§ Entries supplied:
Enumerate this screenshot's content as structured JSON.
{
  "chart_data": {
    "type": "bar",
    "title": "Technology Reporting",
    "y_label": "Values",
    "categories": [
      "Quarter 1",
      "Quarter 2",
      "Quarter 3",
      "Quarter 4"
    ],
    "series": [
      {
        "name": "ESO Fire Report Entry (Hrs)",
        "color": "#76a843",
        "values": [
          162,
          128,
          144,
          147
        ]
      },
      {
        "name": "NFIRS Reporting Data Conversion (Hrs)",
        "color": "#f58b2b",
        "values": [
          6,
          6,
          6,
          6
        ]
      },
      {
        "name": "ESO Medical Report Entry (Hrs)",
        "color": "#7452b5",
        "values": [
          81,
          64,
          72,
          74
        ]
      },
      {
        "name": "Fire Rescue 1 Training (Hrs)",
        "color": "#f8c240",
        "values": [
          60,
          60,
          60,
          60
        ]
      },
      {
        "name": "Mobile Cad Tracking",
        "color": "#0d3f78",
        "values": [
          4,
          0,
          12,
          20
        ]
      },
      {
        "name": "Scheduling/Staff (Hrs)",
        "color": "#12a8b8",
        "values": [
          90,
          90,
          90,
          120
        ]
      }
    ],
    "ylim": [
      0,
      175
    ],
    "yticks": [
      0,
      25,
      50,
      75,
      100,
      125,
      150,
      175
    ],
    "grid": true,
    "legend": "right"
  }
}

§ Given request: Select every line where the word "color" occurs.

§ Finished answer:
        "color": "#76a843",
        "color": "#f58b2b",
        "color": "#7452b5",
        "color": "#f8c240",
        "color": "#0d3f78",
        "color": "#12a8b8",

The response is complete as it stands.